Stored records
* START *

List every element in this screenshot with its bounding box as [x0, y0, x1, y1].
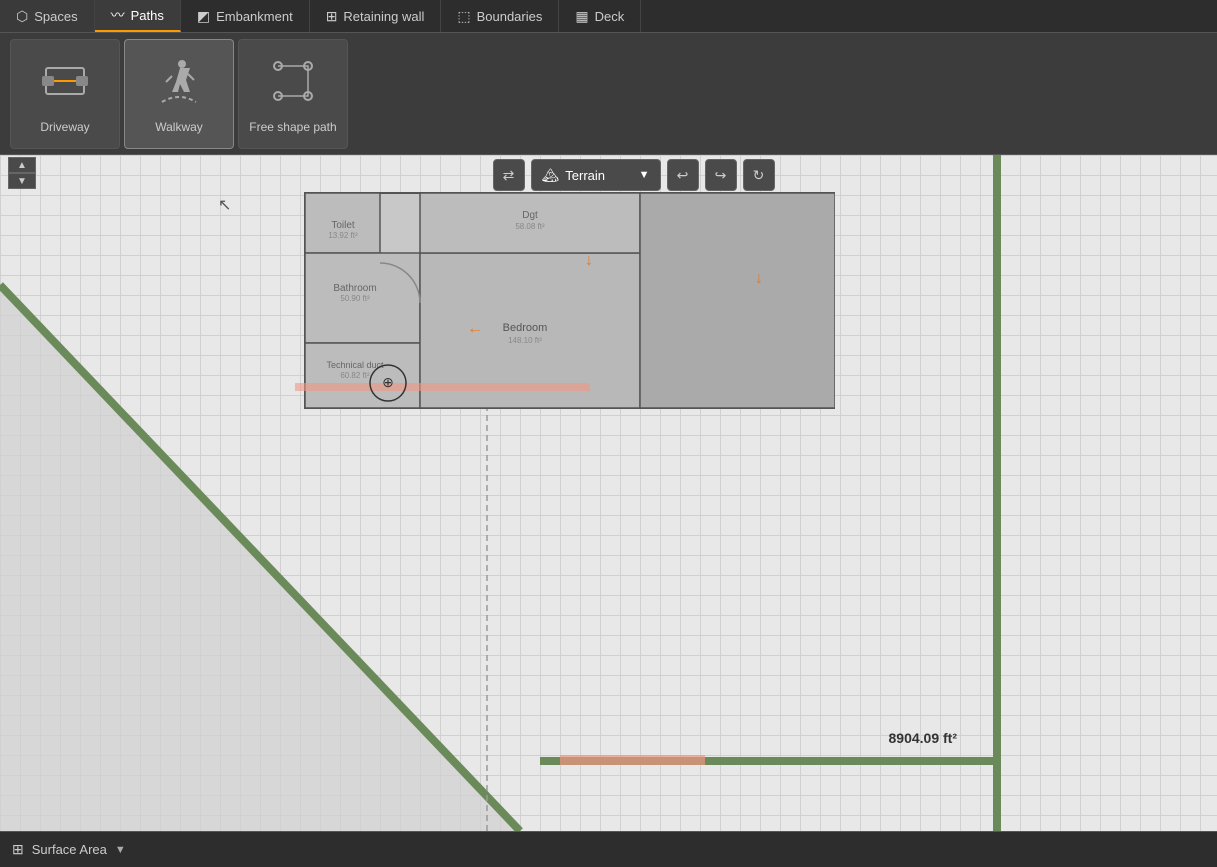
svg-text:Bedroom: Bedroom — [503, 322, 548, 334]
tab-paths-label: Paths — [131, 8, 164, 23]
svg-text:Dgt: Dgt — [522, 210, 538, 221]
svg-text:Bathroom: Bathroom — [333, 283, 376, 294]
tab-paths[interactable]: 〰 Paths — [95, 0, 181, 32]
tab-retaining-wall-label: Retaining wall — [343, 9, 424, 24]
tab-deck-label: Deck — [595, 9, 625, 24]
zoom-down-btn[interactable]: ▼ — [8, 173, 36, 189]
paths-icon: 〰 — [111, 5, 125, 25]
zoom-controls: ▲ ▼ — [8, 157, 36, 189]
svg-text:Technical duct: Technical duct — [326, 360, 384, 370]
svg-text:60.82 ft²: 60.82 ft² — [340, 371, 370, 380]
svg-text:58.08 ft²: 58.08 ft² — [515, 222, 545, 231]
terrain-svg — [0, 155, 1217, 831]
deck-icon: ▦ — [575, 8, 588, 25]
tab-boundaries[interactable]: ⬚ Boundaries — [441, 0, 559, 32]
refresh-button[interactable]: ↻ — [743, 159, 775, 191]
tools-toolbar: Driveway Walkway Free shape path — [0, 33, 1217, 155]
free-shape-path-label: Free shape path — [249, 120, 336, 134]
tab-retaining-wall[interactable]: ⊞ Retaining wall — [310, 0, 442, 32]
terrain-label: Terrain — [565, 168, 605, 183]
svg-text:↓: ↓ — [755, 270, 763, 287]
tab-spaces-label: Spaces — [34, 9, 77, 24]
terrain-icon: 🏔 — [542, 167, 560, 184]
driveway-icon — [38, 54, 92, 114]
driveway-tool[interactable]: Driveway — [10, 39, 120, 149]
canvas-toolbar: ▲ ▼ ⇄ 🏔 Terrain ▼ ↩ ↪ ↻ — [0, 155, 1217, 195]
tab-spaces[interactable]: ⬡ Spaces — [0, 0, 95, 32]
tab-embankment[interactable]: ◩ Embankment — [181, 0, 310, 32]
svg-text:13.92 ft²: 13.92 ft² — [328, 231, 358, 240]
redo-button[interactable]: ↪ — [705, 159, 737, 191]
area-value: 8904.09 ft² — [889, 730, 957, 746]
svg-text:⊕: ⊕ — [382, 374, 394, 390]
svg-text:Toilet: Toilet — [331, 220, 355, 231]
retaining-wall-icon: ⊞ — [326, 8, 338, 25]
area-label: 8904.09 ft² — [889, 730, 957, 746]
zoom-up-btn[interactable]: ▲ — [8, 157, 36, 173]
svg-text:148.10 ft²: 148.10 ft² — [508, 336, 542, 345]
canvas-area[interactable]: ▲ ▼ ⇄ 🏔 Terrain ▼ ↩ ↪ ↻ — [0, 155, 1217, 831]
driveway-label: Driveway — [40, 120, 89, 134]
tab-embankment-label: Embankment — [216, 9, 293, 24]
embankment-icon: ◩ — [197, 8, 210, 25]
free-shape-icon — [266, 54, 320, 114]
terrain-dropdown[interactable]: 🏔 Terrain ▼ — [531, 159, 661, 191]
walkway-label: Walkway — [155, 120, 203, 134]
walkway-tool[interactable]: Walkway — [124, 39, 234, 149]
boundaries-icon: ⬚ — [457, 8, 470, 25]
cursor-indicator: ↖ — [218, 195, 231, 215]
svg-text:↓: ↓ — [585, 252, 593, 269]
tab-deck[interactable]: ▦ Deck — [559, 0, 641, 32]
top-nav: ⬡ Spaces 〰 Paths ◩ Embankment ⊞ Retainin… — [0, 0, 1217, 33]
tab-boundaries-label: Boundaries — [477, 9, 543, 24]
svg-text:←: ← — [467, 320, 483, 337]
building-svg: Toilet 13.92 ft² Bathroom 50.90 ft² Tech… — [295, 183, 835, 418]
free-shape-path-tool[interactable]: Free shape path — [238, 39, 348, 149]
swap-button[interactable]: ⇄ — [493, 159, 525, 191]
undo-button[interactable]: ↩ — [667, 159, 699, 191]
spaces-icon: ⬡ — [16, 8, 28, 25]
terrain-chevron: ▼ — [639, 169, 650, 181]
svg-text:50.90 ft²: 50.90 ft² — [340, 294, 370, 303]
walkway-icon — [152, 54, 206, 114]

* END *
* START *

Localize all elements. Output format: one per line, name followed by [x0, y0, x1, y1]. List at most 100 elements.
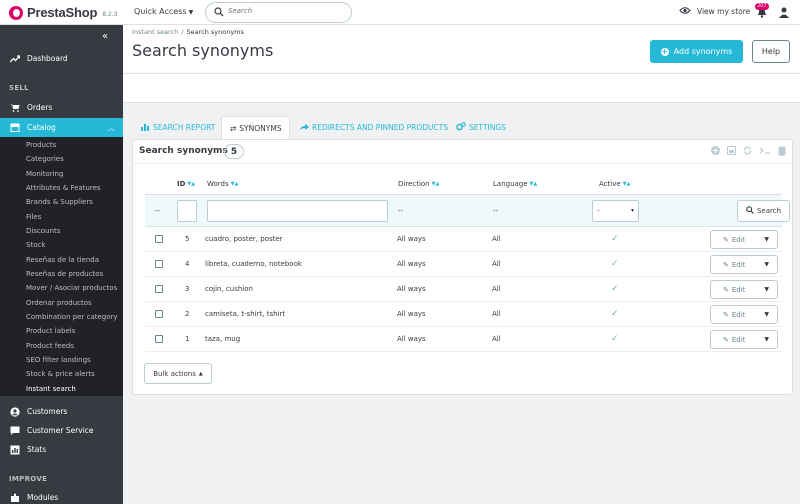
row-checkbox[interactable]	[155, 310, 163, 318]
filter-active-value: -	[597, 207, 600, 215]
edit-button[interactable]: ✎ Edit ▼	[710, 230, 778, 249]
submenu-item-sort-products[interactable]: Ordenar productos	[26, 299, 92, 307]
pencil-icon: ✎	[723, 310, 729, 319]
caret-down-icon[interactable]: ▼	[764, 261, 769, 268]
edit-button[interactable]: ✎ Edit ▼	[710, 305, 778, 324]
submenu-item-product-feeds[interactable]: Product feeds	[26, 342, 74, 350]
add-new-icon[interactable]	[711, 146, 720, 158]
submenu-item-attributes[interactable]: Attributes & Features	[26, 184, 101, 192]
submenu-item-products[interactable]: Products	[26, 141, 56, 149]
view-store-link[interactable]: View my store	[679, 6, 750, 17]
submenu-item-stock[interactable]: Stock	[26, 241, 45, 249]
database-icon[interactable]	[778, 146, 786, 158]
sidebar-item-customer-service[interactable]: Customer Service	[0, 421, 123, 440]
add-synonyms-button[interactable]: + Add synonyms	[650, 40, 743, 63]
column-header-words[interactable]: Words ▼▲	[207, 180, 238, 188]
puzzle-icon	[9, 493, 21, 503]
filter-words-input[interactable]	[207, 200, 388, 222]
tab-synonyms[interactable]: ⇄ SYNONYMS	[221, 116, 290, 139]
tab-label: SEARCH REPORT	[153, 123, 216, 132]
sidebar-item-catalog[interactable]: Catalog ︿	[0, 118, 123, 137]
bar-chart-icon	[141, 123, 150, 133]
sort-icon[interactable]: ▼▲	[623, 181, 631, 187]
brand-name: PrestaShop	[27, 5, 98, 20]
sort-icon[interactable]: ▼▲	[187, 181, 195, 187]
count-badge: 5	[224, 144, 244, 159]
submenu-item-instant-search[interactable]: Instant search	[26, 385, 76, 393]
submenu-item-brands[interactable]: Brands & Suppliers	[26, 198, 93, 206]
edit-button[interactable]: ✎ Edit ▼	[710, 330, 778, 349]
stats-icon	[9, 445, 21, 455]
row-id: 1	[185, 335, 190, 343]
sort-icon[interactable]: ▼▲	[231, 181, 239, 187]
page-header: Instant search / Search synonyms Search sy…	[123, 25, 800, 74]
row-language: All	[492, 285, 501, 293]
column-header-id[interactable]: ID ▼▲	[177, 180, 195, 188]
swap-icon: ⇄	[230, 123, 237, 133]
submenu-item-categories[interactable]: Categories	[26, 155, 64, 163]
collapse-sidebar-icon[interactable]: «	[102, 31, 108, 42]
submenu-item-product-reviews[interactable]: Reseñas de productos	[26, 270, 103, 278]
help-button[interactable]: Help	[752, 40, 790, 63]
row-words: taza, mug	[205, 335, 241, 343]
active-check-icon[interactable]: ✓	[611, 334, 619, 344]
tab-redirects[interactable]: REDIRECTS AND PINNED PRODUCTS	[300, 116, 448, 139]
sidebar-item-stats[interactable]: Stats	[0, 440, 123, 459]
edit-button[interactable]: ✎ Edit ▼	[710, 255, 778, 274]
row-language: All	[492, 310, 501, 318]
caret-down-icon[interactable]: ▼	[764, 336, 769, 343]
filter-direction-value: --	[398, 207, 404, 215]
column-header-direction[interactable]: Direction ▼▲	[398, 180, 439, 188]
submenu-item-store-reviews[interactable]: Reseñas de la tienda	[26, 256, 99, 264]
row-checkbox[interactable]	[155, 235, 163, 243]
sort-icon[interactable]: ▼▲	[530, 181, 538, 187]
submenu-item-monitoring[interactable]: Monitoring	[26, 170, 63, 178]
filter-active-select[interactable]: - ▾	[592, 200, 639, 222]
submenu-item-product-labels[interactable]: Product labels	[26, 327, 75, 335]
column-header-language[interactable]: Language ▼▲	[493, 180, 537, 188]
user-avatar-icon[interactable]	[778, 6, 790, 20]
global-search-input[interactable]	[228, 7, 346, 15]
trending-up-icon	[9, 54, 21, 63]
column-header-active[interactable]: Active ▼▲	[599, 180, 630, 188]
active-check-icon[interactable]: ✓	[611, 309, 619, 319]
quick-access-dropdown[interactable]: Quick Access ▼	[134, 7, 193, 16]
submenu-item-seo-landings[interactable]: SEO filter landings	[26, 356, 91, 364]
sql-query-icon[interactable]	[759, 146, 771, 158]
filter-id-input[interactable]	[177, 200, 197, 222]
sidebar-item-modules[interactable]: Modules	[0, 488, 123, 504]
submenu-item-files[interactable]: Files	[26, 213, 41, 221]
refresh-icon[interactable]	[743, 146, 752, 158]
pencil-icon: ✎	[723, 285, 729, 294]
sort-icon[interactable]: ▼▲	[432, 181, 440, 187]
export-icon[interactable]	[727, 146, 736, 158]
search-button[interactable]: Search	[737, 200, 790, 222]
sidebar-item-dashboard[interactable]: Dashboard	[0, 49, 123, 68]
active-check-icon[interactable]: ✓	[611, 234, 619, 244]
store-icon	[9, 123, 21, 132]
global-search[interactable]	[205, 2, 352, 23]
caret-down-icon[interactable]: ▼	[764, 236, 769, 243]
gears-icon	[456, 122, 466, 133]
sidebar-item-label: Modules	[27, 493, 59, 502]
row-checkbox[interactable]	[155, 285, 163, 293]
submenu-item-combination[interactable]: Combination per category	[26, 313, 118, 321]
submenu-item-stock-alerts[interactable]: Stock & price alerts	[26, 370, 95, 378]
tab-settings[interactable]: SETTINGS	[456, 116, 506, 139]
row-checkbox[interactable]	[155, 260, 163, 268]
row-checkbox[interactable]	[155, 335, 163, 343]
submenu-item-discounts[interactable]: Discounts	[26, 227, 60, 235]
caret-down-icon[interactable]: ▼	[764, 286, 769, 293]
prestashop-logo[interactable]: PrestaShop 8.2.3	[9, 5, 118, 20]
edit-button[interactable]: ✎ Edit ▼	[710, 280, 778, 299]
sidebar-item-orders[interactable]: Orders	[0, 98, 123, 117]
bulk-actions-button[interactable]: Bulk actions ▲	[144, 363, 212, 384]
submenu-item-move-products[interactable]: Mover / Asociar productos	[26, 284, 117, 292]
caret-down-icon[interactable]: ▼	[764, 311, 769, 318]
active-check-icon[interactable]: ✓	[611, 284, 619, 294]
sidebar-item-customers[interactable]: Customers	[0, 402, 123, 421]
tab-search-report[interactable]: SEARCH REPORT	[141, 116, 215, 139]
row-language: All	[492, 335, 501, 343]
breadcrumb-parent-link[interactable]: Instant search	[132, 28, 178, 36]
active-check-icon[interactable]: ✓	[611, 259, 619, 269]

* END *
* START *

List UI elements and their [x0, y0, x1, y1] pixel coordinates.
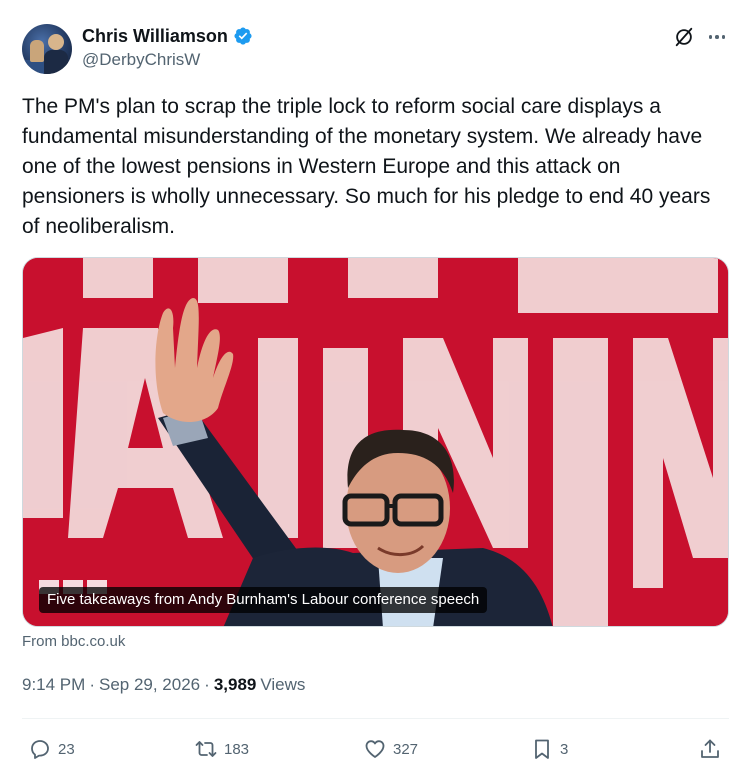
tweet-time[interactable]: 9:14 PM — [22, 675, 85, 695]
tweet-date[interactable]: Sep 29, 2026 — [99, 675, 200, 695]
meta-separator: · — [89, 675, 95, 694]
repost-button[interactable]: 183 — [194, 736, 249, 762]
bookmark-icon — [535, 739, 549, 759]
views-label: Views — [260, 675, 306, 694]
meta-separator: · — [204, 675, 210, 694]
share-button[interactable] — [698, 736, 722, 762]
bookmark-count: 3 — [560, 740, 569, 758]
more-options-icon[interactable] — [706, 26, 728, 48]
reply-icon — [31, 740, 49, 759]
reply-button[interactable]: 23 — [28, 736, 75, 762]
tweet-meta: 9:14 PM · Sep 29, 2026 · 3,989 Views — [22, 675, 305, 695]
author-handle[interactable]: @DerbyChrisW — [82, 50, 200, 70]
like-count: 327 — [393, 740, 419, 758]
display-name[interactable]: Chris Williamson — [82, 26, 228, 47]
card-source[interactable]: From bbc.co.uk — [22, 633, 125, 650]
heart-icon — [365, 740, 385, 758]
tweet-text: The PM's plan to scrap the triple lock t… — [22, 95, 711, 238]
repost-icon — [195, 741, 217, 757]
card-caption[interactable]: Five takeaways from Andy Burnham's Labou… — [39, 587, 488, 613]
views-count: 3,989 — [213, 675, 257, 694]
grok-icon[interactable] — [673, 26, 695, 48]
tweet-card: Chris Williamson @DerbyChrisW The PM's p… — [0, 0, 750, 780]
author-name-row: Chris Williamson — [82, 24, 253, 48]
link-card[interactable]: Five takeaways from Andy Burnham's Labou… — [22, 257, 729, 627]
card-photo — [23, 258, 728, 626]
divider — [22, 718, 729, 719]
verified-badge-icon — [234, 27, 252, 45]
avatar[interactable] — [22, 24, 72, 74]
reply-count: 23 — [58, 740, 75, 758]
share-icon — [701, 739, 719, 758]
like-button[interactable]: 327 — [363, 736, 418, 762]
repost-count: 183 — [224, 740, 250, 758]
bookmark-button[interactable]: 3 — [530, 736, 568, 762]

* END *

Can you repeat the material from the line with "tweet-time[interactable]: 9:14 PM" to the line with "bookmark-button[interactable]: 3 —", replacing "meta-separator" with "dot-separator" and keeping everything else unchanged?

▶ [Result]:
tweet-time[interactable]: 9:14 PM — [22, 675, 85, 695]
tweet-date[interactable]: Sep 29, 2026 — [99, 675, 200, 695]
dot-separator: · — [89, 675, 95, 694]
repost-button[interactable]: 183 — [194, 736, 249, 762]
bookmark-icon — [535, 739, 549, 759]
views-label: Views — [260, 675, 306, 694]
dot-separator: · — [204, 675, 210, 694]
share-button[interactable] — [698, 736, 722, 762]
bookmark-count: 3 — [560, 740, 569, 758]
more-options-icon[interactable] — [706, 26, 728, 48]
reply-icon — [31, 740, 49, 759]
reply-button[interactable]: 23 — [28, 736, 75, 762]
tweet-meta: 9:14 PM · Sep 29, 2026 · 3,989 Views — [22, 675, 305, 695]
author-handle[interactable]: @DerbyChrisW — [82, 50, 200, 70]
like-count: 327 — [393, 740, 419, 758]
display-name[interactable]: Chris Williamson — [82, 26, 228, 47]
card-source[interactable]: From bbc.co.uk — [22, 633, 125, 650]
heart-icon — [365, 740, 385, 758]
tweet-text: The PM's plan to scrap the triple lock t… — [22, 95, 711, 238]
repost-icon — [195, 741, 217, 757]
card-caption[interactable]: Five takeaways from Andy Burnham's Labou… — [39, 587, 488, 613]
views-count: 3,989 — [213, 675, 257, 694]
grok-icon[interactable] — [673, 26, 695, 48]
tweet-card: Chris Williamson @DerbyChrisW The PM's p… — [0, 0, 750, 780]
author-name-row: Chris Williamson — [82, 24, 253, 48]
link-card[interactable]: Five takeaways from Andy Burnham's Labou… — [22, 257, 729, 627]
card-photo — [23, 258, 728, 626]
divider — [22, 718, 729, 719]
verified-badge-icon — [234, 27, 252, 45]
avatar[interactable] — [22, 24, 72, 74]
reply-count: 23 — [58, 740, 75, 758]
share-icon — [701, 739, 719, 758]
like-button[interactable]: 327 — [363, 736, 418, 762]
repost-count: 183 — [224, 740, 250, 758]
bookmark-button[interactable]: 3 — [530, 736, 568, 762]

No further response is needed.